[start Input records]
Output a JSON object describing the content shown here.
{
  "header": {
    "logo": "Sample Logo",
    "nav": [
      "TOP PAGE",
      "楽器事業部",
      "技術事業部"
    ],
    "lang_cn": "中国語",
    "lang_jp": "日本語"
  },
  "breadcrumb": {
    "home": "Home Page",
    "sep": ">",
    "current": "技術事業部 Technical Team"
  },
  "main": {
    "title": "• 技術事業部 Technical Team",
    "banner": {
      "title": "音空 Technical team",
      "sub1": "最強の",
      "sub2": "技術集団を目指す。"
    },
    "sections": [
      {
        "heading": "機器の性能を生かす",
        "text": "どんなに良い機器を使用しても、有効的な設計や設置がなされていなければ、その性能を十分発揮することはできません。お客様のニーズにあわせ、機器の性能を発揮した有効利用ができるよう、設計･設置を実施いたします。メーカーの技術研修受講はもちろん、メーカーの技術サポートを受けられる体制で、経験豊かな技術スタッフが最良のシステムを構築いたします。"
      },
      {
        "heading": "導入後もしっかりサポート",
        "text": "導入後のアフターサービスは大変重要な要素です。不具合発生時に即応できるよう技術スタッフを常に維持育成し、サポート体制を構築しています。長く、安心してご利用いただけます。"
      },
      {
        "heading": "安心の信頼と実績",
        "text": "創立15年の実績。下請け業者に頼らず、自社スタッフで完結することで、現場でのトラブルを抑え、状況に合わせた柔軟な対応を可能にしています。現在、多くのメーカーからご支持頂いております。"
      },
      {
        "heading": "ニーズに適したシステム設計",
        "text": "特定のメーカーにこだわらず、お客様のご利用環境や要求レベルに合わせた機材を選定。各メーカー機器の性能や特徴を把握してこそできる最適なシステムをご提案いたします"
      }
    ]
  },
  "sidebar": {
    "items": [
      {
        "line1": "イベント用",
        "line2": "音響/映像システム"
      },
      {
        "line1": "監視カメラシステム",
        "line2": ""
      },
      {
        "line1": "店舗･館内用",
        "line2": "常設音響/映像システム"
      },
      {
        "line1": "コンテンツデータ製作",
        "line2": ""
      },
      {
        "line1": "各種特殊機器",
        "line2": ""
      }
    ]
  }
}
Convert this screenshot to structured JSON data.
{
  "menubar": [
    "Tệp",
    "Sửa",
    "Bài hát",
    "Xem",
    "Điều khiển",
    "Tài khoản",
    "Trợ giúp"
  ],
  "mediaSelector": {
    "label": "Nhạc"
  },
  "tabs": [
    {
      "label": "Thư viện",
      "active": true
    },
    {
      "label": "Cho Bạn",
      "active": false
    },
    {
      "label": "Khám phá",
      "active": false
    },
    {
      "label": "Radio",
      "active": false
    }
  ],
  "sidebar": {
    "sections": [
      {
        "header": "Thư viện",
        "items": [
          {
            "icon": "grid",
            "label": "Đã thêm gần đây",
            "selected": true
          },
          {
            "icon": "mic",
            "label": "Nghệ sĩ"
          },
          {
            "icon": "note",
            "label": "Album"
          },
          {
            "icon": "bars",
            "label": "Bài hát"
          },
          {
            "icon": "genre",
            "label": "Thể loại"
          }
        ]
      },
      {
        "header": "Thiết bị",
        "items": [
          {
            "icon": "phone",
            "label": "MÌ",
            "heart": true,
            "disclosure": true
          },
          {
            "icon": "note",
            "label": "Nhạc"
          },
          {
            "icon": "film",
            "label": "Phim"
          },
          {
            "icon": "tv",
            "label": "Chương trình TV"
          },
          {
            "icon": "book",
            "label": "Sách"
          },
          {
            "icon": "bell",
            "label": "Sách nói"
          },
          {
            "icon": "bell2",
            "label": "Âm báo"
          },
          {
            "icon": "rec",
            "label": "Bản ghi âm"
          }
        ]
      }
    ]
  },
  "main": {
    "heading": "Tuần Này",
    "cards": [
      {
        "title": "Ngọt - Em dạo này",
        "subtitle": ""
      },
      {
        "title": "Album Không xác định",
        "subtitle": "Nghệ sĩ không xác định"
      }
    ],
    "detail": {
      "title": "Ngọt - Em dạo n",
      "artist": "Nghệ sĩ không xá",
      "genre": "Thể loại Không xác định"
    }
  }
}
[end Input records]
Task statement
Identify each line containing the string "true" and copy it out.

Exercise solution
      "active": true
            "selected": true
            "heart": true,
            "disclosure": true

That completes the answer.